- [Saved entries]:
━━━━━━━━
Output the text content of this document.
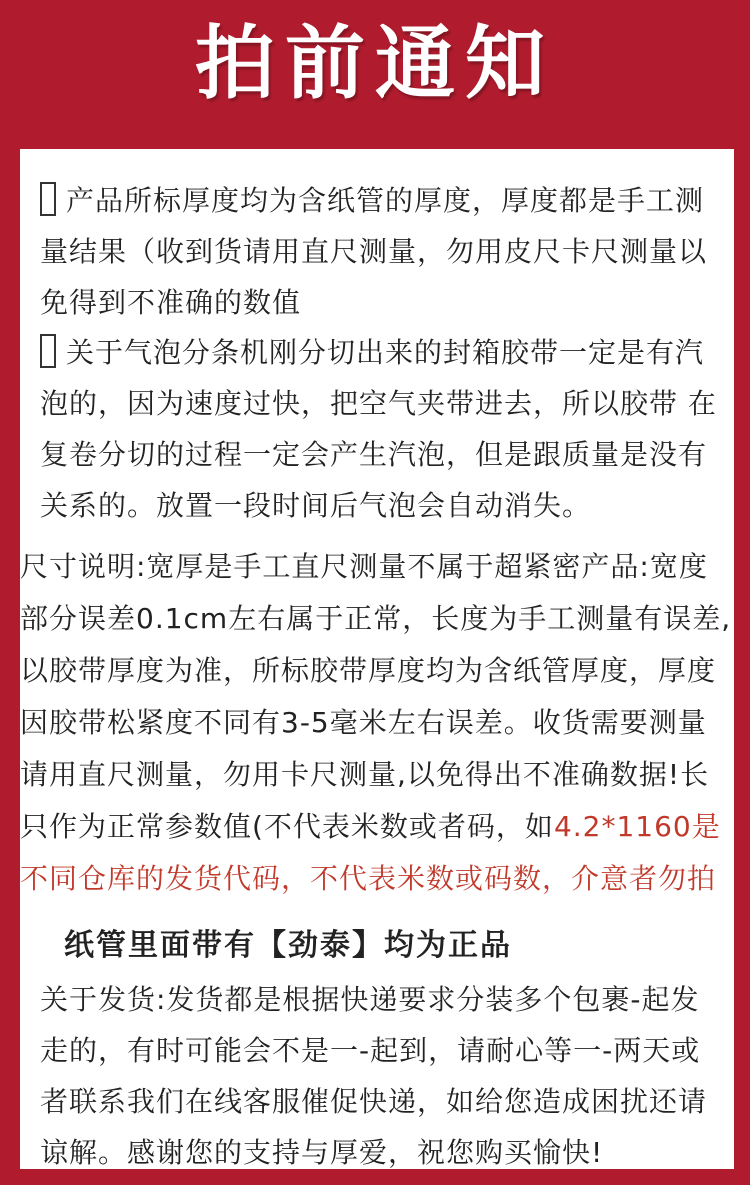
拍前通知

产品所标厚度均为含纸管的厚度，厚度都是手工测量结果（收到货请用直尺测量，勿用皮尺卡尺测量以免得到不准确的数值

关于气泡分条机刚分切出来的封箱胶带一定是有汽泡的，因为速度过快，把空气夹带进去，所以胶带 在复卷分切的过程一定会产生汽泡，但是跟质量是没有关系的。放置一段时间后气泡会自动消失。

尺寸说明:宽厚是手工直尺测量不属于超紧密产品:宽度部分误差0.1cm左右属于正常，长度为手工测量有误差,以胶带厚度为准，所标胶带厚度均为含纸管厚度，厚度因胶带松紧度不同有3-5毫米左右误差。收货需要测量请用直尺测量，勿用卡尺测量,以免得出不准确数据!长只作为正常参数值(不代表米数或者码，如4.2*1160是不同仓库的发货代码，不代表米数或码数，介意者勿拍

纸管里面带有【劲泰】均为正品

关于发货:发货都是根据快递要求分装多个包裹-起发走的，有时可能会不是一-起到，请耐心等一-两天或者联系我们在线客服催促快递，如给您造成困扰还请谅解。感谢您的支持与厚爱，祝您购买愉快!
━━━━━━━━
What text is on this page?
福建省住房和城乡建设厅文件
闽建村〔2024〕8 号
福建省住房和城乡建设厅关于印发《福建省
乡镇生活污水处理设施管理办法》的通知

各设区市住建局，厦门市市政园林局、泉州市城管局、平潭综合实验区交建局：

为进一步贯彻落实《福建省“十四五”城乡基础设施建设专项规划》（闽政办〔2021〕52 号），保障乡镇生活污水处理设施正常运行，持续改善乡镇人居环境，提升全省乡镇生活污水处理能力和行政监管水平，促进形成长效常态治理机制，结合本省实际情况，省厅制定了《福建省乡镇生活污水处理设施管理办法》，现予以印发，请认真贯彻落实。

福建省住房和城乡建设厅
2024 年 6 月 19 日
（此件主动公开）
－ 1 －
━━━━━━━━
- [Work instructions]:
Report only how many lines of the listing hold the word "this".

- [Correct answer]:
2